▶ **WHAT YOU WILL DO**:
Images must not appear in your copy; reproduce every other part of the records exactly.

▶ **EXERCISE INPUT**:

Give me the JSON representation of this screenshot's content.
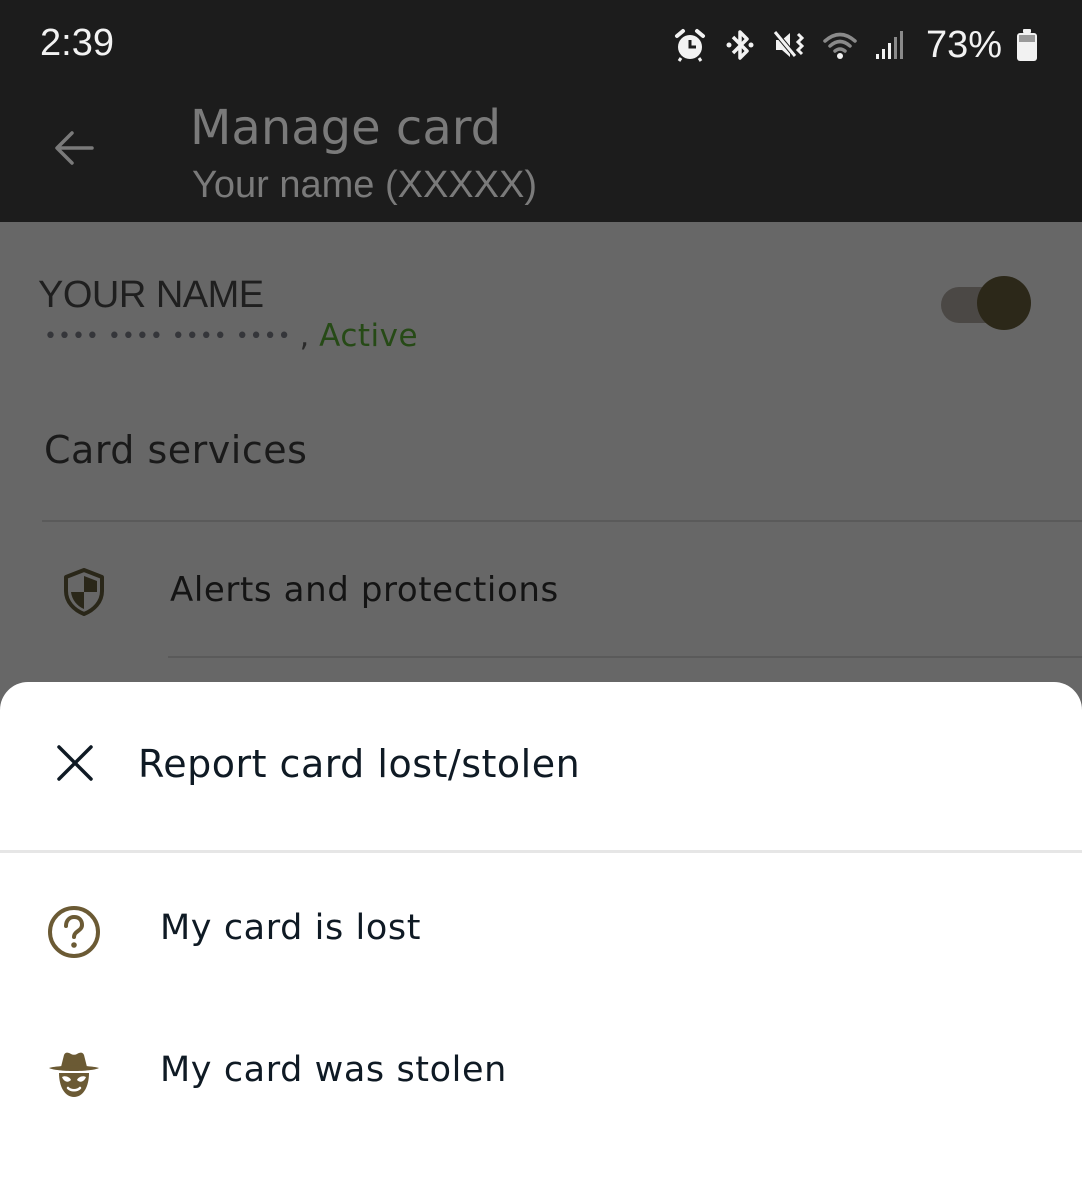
{
  "status_bar": {
    "time": "2:39",
    "icons": [
      "alarm-icon",
      "bluetooth-icon",
      "vibrate-mute-icon",
      "wifi-icon",
      "signal-icon"
    ],
    "battery_percent": "73%"
  },
  "app_bar": {
    "back_icon": "arrow-left-icon",
    "title": "Manage card",
    "subtitle": "Your name (XXXXX)"
  },
  "card": {
    "holder_name": "YOUR NAME",
    "masked_number": "•••• •••• ••••  ••••",
    "separator": ",",
    "status": "Active",
    "status_color": "#264a16",
    "toggle_on": true
  },
  "card_services": {
    "title": "Card services",
    "items": [
      {
        "icon": "shield-icon",
        "label": "Alerts and protections"
      }
    ]
  },
  "sheet": {
    "close_icon": "close-icon",
    "title": "Report card lost/stolen",
    "options": [
      {
        "icon": "question-circle-icon",
        "label": "My card is lost"
      },
      {
        "icon": "incognito-spy-icon",
        "label": "My card was stolen"
      }
    ],
    "accent_color": "#6b5a34"
  }
}
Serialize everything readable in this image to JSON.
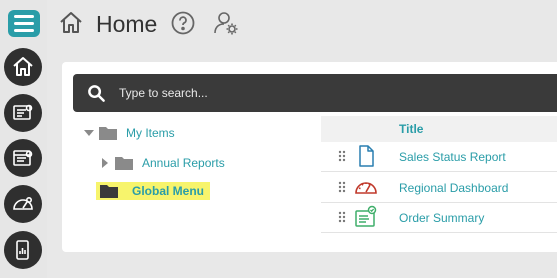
{
  "header": {
    "title": "Home",
    "icons": [
      "home-icon",
      "help-icon",
      "user-settings-icon"
    ]
  },
  "rail": {
    "items": [
      "menu-icon",
      "home-icon",
      "report-icon",
      "status-report-icon",
      "dashboard-gauge-icon",
      "mobile-report-icon"
    ]
  },
  "search": {
    "placeholder": "Type to search..."
  },
  "tree": {
    "my_items": "My Items",
    "annual_reports": "Annual Reports",
    "global_menu": "Global Menu"
  },
  "list": {
    "column_title": "Title",
    "rows": [
      {
        "label": "Sales Status Report",
        "icon": "document-icon"
      },
      {
        "label": "Regional Dashboard",
        "icon": "gauge-icon"
      },
      {
        "label": "Order Summary",
        "icon": "summary-icon"
      }
    ]
  },
  "colors": {
    "accent": "#2a9da8",
    "dark": "#2f2f2f",
    "highlight": "#f7f46c",
    "dashboard_red": "#c0392b",
    "summary_green": "#3fae6a"
  }
}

▶ **EXERCISE RESULT**:
Give me the JSON representation of this screenshot's content.
{
  "status_bar": {
    "time": "2:39",
    "icons": [
      "alarm-icon",
      "bluetooth-icon",
      "vibrate-mute-icon",
      "wifi-icon",
      "signal-icon"
    ],
    "battery_percent": "73%"
  },
  "app_bar": {
    "back_icon": "arrow-left-icon",
    "title": "Manage card",
    "subtitle": "Your name (XXXXX)"
  },
  "card": {
    "holder_name": "YOUR NAME",
    "masked_number": "•••• •••• ••••  ••••",
    "separator": ",",
    "status": "Active",
    "status_color": "#264a16",
    "toggle_on": true
  },
  "card_services": {
    "title": "Card services",
    "items": [
      {
        "icon": "shield-icon",
        "label": "Alerts and protections"
      }
    ]
  },
  "sheet": {
    "close_icon": "close-icon",
    "title": "Report card lost/stolen",
    "options": [
      {
        "icon": "question-circle-icon",
        "label": "My card is lost"
      },
      {
        "icon": "incognito-spy-icon",
        "label": "My card was stolen"
      }
    ],
    "accent_color": "#6b5a34"
  }
}
Serialize everything readable in this image to JSON.
{
  "header": {
    "title": "Home",
    "icons": [
      "home-icon",
      "help-icon",
      "user-settings-icon"
    ]
  },
  "rail": {
    "items": [
      "menu-icon",
      "home-icon",
      "report-icon",
      "status-report-icon",
      "dashboard-gauge-icon",
      "mobile-report-icon"
    ]
  },
  "search": {
    "placeholder": "Type to search..."
  },
  "tree": {
    "my_items": "My Items",
    "annual_reports": "Annual Reports",
    "global_menu": "Global Menu"
  },
  "list": {
    "column_title": "Title",
    "rows": [
      {
        "label": "Sales Status Report",
        "icon": "document-icon"
      },
      {
        "label": "Regional Dashboard",
        "icon": "gauge-icon"
      },
      {
        "label": "Order Summary",
        "icon": "summary-icon"
      }
    ]
  },
  "colors": {
    "accent": "#2a9da8",
    "dark": "#2f2f2f",
    "highlight": "#f7f46c",
    "dashboard_red": "#c0392b",
    "summary_green": "#3fae6a"
  }
}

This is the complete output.